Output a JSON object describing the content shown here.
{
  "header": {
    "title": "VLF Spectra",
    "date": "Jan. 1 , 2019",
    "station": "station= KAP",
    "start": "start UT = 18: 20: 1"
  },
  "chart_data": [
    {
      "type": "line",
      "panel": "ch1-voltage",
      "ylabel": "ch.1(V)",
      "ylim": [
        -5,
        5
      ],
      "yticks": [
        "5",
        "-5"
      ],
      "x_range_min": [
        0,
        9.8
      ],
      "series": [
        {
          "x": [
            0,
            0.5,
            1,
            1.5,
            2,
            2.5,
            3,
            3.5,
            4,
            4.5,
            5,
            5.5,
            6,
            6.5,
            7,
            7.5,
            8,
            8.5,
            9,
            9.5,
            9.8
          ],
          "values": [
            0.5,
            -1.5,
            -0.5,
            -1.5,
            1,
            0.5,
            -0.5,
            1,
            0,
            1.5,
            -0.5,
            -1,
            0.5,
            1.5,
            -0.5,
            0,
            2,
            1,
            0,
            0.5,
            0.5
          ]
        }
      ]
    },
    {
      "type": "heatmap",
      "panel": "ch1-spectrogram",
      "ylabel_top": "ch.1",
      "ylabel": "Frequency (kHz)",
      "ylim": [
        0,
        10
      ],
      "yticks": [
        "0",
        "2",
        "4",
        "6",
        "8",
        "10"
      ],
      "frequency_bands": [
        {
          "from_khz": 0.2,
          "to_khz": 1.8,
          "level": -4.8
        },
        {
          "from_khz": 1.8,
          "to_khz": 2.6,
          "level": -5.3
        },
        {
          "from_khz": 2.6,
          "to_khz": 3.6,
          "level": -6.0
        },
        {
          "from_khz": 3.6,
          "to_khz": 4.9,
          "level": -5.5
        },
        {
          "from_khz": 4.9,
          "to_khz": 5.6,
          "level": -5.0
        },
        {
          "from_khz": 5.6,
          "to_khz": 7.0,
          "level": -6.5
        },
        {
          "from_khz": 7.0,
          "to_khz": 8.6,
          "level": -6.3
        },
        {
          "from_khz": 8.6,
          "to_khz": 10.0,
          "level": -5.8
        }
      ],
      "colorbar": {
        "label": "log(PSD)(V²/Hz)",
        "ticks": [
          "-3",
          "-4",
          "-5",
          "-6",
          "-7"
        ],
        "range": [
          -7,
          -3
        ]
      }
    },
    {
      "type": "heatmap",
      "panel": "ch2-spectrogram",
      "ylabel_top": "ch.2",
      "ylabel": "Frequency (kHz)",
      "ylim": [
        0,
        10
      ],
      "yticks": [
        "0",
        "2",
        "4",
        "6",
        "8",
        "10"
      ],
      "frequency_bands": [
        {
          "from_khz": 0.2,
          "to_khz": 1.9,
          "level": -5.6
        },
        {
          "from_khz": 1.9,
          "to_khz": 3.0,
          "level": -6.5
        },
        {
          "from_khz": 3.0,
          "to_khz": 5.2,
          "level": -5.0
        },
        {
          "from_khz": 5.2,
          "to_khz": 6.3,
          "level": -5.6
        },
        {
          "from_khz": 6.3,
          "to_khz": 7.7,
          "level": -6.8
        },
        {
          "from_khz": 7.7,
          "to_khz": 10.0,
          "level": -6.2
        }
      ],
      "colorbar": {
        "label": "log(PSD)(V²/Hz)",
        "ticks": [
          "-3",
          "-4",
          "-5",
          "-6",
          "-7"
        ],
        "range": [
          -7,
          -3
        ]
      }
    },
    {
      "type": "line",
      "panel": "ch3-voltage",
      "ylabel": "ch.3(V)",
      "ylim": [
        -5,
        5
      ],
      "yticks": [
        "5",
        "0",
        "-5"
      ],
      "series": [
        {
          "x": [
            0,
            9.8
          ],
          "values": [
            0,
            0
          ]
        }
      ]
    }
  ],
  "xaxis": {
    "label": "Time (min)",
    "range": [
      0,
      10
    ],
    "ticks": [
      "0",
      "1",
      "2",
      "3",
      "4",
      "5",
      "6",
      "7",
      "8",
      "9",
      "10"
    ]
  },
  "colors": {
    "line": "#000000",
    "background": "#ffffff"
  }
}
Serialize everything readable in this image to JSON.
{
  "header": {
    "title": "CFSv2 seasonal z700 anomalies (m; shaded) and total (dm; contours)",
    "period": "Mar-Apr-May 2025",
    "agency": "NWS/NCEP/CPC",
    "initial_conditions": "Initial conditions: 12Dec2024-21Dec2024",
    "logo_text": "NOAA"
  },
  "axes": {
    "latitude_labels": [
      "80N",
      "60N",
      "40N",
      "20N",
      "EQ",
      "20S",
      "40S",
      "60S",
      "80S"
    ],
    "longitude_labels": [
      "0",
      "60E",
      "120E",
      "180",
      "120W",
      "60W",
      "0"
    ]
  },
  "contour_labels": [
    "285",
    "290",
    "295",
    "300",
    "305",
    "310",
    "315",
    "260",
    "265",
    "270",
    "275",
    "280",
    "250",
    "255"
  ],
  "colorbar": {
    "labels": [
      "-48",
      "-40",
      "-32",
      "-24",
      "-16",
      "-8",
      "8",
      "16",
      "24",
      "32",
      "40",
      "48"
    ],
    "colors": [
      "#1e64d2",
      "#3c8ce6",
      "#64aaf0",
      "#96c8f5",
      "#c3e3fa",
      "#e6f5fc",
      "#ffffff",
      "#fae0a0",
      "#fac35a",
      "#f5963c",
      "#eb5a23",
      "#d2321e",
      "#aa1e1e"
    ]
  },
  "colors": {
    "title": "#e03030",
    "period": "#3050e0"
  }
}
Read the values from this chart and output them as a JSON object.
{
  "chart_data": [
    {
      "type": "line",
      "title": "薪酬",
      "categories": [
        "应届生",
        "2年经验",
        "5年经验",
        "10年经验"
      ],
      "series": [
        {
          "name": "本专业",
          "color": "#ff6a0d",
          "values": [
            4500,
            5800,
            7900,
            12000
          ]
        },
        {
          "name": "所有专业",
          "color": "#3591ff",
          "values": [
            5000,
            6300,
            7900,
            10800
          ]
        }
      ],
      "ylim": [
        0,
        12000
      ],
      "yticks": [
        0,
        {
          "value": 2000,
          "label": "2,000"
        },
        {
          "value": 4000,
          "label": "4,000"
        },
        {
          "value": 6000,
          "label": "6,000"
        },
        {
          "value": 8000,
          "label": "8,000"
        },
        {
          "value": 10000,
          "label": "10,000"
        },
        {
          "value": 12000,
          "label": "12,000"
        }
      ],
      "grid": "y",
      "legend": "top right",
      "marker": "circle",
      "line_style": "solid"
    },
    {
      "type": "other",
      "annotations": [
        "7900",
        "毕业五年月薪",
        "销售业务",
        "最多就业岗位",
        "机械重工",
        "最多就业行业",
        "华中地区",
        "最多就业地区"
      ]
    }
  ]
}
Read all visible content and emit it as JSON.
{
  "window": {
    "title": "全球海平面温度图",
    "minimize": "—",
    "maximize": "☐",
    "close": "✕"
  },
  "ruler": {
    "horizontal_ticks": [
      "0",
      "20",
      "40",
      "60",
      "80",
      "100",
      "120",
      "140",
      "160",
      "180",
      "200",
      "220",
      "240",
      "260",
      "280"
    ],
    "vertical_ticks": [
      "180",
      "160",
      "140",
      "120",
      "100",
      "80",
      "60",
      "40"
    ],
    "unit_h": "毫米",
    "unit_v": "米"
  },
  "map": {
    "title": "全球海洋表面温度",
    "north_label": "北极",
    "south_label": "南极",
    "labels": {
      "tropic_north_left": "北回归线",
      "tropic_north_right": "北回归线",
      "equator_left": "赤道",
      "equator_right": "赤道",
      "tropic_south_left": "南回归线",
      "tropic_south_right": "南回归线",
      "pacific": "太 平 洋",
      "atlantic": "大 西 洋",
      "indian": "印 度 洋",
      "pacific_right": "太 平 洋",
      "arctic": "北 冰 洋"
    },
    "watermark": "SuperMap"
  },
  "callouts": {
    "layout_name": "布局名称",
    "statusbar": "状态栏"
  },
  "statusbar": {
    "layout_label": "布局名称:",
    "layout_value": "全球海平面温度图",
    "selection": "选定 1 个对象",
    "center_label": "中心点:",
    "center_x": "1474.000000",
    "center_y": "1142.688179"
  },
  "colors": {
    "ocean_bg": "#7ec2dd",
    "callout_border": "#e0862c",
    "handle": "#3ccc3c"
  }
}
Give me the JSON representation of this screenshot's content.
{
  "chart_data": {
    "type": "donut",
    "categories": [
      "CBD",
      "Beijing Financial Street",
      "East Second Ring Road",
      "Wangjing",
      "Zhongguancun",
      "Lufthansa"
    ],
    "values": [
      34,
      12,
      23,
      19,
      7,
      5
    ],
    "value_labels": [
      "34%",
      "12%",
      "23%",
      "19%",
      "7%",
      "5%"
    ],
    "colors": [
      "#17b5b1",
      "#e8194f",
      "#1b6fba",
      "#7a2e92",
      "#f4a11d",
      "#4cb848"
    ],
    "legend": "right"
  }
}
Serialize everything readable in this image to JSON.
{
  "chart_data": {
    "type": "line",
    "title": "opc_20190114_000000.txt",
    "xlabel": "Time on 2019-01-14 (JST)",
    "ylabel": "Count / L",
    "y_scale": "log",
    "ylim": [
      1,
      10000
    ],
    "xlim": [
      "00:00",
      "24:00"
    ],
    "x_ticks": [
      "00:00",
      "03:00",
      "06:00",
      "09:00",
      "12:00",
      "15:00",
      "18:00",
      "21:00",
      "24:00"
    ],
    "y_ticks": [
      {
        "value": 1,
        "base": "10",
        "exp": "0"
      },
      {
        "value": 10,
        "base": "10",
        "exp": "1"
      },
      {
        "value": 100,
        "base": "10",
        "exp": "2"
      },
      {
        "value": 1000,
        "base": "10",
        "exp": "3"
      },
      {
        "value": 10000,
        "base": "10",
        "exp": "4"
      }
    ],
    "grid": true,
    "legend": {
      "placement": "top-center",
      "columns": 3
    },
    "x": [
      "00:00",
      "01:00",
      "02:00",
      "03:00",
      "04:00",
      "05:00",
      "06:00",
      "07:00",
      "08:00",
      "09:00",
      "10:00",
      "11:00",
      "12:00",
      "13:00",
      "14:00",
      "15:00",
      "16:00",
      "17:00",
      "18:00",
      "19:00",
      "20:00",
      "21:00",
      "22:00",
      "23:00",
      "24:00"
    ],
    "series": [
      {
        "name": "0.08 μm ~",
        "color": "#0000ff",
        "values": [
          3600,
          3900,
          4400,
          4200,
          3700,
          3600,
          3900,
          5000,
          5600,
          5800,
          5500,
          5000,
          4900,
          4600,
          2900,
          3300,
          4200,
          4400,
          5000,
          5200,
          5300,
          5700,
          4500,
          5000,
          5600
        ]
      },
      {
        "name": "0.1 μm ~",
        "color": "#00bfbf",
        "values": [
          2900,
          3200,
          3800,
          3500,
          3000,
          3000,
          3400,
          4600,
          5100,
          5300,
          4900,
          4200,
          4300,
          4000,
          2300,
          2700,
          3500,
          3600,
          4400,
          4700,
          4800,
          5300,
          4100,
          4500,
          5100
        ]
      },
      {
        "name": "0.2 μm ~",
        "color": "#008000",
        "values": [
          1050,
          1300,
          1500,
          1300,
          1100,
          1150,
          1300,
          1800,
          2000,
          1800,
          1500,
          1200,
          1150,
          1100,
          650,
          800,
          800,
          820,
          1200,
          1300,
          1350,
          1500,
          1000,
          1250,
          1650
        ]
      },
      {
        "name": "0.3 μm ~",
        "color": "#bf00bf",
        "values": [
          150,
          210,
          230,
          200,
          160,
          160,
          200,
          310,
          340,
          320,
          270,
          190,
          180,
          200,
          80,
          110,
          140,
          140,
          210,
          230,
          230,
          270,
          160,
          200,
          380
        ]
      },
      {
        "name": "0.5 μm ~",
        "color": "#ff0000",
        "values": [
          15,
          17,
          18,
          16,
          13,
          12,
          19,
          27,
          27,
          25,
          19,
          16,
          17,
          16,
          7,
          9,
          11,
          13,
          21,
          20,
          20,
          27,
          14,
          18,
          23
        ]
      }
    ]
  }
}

________

== TASK PROMPT ==
Say how many lines of the listing above contain "object", with no other words.

== OUTPUT BELOW ==
2